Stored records

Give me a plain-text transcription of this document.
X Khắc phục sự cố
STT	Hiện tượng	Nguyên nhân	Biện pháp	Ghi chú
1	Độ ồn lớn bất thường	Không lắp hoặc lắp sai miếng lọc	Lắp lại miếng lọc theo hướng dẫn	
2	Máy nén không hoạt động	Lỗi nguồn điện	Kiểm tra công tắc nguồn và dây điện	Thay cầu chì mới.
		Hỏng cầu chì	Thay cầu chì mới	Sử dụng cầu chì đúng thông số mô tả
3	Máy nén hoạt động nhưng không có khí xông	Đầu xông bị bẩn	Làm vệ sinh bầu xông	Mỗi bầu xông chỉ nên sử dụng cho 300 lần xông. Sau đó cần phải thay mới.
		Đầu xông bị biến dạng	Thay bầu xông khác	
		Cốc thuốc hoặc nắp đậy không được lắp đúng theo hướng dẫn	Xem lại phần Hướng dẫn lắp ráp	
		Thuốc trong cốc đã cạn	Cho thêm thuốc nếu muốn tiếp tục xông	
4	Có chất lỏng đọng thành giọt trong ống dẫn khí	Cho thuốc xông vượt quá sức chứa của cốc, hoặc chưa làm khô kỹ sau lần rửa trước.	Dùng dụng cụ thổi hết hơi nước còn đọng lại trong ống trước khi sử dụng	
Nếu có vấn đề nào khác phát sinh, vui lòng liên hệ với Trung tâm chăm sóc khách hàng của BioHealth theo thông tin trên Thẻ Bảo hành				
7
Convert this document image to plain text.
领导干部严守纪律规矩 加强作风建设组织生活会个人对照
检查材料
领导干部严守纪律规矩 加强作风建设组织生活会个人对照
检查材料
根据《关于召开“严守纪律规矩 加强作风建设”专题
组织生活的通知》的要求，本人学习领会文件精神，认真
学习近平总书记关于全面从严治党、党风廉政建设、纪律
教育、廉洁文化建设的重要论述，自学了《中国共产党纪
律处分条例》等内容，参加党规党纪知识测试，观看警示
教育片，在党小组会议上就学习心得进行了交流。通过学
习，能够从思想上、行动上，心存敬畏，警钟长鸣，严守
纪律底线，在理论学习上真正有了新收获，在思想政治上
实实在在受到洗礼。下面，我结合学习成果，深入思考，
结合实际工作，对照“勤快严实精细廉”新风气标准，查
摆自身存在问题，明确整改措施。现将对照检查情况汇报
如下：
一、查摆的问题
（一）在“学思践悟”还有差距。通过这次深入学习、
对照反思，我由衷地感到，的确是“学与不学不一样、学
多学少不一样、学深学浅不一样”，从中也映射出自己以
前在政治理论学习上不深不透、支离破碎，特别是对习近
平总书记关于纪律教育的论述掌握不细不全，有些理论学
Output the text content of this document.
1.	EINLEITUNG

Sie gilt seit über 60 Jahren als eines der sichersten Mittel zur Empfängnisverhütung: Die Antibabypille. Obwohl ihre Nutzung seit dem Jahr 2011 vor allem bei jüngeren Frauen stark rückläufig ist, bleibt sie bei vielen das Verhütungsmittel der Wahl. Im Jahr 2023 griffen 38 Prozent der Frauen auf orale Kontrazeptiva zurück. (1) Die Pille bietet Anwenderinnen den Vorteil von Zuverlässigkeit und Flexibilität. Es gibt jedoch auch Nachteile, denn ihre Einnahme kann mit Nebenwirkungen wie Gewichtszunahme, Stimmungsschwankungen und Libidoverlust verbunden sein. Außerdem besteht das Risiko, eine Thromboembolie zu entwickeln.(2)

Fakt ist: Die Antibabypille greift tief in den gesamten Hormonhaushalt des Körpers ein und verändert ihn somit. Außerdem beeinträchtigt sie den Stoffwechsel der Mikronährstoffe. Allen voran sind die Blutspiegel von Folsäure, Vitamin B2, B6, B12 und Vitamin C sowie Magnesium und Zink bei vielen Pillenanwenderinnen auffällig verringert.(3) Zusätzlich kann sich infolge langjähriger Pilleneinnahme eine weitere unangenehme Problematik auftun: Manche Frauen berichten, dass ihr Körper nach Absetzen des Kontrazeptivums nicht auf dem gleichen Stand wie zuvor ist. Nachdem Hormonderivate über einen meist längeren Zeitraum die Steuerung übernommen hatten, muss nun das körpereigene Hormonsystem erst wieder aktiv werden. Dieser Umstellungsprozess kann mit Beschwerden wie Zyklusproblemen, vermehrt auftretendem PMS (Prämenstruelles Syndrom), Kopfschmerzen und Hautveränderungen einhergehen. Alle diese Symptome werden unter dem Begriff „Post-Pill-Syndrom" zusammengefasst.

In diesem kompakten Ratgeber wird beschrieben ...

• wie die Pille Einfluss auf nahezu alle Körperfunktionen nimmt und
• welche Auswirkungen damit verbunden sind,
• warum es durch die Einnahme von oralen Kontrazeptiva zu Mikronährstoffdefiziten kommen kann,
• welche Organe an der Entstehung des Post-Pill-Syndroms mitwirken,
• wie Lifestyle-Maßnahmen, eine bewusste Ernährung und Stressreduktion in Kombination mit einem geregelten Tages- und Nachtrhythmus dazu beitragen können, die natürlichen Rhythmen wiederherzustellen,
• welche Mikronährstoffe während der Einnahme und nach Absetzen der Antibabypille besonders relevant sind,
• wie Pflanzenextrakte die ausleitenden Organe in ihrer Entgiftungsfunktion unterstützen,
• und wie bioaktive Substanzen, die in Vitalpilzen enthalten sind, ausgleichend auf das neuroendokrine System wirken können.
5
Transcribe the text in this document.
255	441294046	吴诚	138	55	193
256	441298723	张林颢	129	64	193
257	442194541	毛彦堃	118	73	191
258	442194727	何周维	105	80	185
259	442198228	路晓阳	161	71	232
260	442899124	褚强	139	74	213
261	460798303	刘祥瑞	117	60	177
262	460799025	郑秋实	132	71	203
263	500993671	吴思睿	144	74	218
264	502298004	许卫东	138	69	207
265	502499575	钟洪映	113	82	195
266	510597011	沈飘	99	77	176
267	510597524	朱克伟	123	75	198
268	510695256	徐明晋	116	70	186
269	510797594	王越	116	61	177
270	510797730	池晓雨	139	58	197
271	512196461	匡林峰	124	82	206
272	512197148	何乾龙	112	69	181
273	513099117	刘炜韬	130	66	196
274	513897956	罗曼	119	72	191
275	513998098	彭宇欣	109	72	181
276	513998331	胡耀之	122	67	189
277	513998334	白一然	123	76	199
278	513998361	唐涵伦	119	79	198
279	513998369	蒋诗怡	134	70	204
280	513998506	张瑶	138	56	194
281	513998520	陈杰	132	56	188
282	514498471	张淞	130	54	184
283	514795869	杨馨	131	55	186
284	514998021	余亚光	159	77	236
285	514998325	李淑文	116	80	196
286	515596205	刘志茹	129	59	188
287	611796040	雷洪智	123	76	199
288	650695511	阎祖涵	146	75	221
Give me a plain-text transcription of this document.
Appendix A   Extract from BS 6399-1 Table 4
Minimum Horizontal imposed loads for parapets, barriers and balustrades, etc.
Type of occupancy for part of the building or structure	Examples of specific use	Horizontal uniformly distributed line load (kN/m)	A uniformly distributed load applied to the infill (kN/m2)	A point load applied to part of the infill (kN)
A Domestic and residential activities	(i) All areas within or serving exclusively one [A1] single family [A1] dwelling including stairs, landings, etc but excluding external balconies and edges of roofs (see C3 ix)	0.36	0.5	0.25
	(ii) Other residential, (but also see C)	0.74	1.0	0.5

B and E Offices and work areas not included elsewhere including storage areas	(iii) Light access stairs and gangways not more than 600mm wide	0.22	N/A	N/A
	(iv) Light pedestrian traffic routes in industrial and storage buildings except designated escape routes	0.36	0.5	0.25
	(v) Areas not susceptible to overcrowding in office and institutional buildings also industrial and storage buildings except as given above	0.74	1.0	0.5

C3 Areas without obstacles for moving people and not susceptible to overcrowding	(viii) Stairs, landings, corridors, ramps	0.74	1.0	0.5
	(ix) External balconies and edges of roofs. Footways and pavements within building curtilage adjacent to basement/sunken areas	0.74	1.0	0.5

WHAT YOU SHOULD DO:
Find all lines with "susceptible" in them and copy each one.

ANSWER TO THIS EXERCISE:
	(v) Areas not susceptible to overcrowding in office and institutional buildings also industrial and storage buildings except as given above	0.74	1.0	0.5
C3 Areas without obstacles for moving people and not susceptible to overcrowding	(viii) Stairs, landings, corridors, ramps	0.74	1.0	0.5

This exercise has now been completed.